-- START OF Information provided --

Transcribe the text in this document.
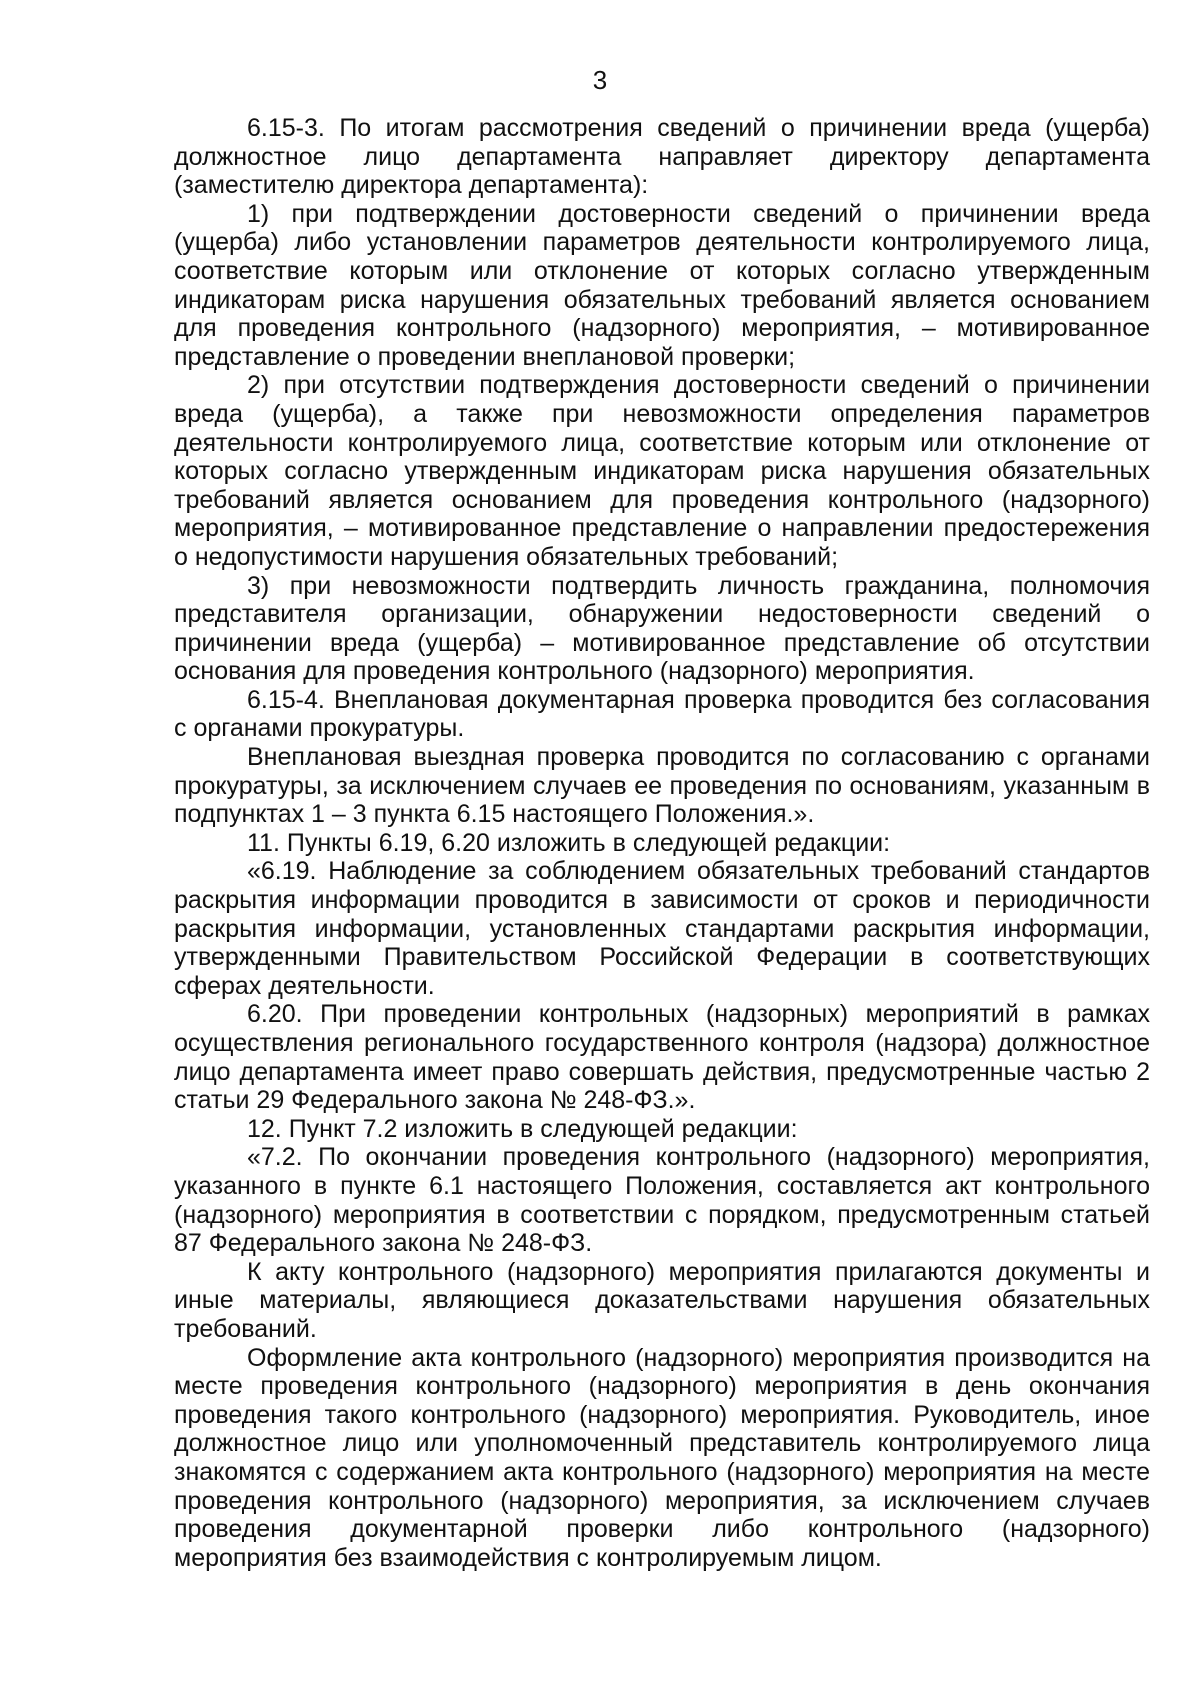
3

6.15-3. По итогам рассмотрения сведений о причинении вреда (ущерба) должностное лицо департамента направляет директору департамента (заместителю директора департамента):

1) при подтверждении достоверности сведений о причинении вреда (ущерба) либо установлении параметров деятельности контролируемого лица, соответствие которым или отклонение от которых согласно утвержденным индикаторам риска нарушения обязательных требований является основанием для проведения контрольного (надзорного) мероприятия, – мотивированное представление о проведении внеплановой проверки;

2) при отсутствии подтверждения достоверности сведений о причинении вреда (ущерба), а также при невозможности определения параметров деятельности контролируемого лица, соответствие которым или отклонение от которых согласно утвержденным индикаторам риска нарушения обязательных требований является основанием для проведения контрольного (надзорного) мероприятия, – мотивированное представление о направлении предостережения о недопустимости нарушения обязательных требований;

3) при невозможности подтвердить личность гражданина, полномочия представителя организации, обнаружении недостоверности сведений о причинении вреда (ущерба) – мотивированное представление об отсутствии основания для проведения контрольного (надзорного) мероприятия.

6.15-4. Внеплановая документарная проверка проводится без согласования с органами прокуратуры.

Внеплановая выездная проверка проводится по согласованию с органами прокуратуры, за исключением случаев ее проведения по основаниям, указанным в подпунктах 1 – 3 пункта 6.15 настоящего Положения.».

11. Пункты 6.19, 6.20 изложить в следующей редакции:

«6.19. Наблюдение за соблюдением обязательных требований стандартов раскрытия информации проводится в зависимости от сроков и периодичности раскрытия информации, установленных стандартами раскрытия информации, утвержденными Правительством Российской Федерации в соответствующих сферах деятельности.

6.20. При проведении контрольных (надзорных) мероприятий в рамках осуществления регионального государственного контроля (надзора) должностное лицо департамента имеет право совершать действия, предусмотренные частью 2 статьи 29 Федерального закона № 248-ФЗ.».

12. Пункт 7.2 изложить в следующей редакции:

«7.2. По окончании проведения контрольного (надзорного) мероприятия, указанного в пункте 6.1 настоящего Положения, составляется акт контрольного (надзорного) мероприятия в соответствии с порядком, предусмотренным статьей 87 Федерального закона № 248-ФЗ.

К акту контрольного (надзорного) мероприятия прилагаются документы и иные материалы, являющиеся доказательствами нарушения обязательных требований.

Оформление акта контрольного (надзорного) мероприятия производится на месте проведения контрольного (надзорного) мероприятия в день окончания проведения такого контрольного (надзорного) мероприятия. Руководитель, иное должностное лицо или уполномоченный представитель контролируемого лица знакомятся с содержанием акта контрольного (надзорного) мероприятия на месте проведения контрольного (надзорного) мероприятия, за исключением случаев проведения документарной проверки либо контрольного (надзорного) мероприятия без взаимодействия с контролируемым лицом.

-- END OF Information provided --

**Directive**
Return each line where "соответствие" shows up.

**Finished task**
1) при подтверждении достоверности сведений о причинении вреда (ущерба) либо установлении параметров деятельности контролируемого лица, соответствие которым или отклонение от которых согласно утвержденным индикаторам риска нарушения обязательных требований является основанием для проведения контрольного (надзорного) мероприятия, – мотивированное представление о проведении внеплановой проверки;
2) при отсутствии подтверждения достоверности сведений о причинении вреда (ущерба), а также при невозможности определения параметров деятельности контролируемого лица, соответствие которым или отклонение от которых согласно утвержденным индикаторам риска нарушения обязательных требований является основанием для проведения контрольного (надзорного) мероприятия, – мотивированное представление о направлении предостережения о недопустимости нарушения обязательных требований;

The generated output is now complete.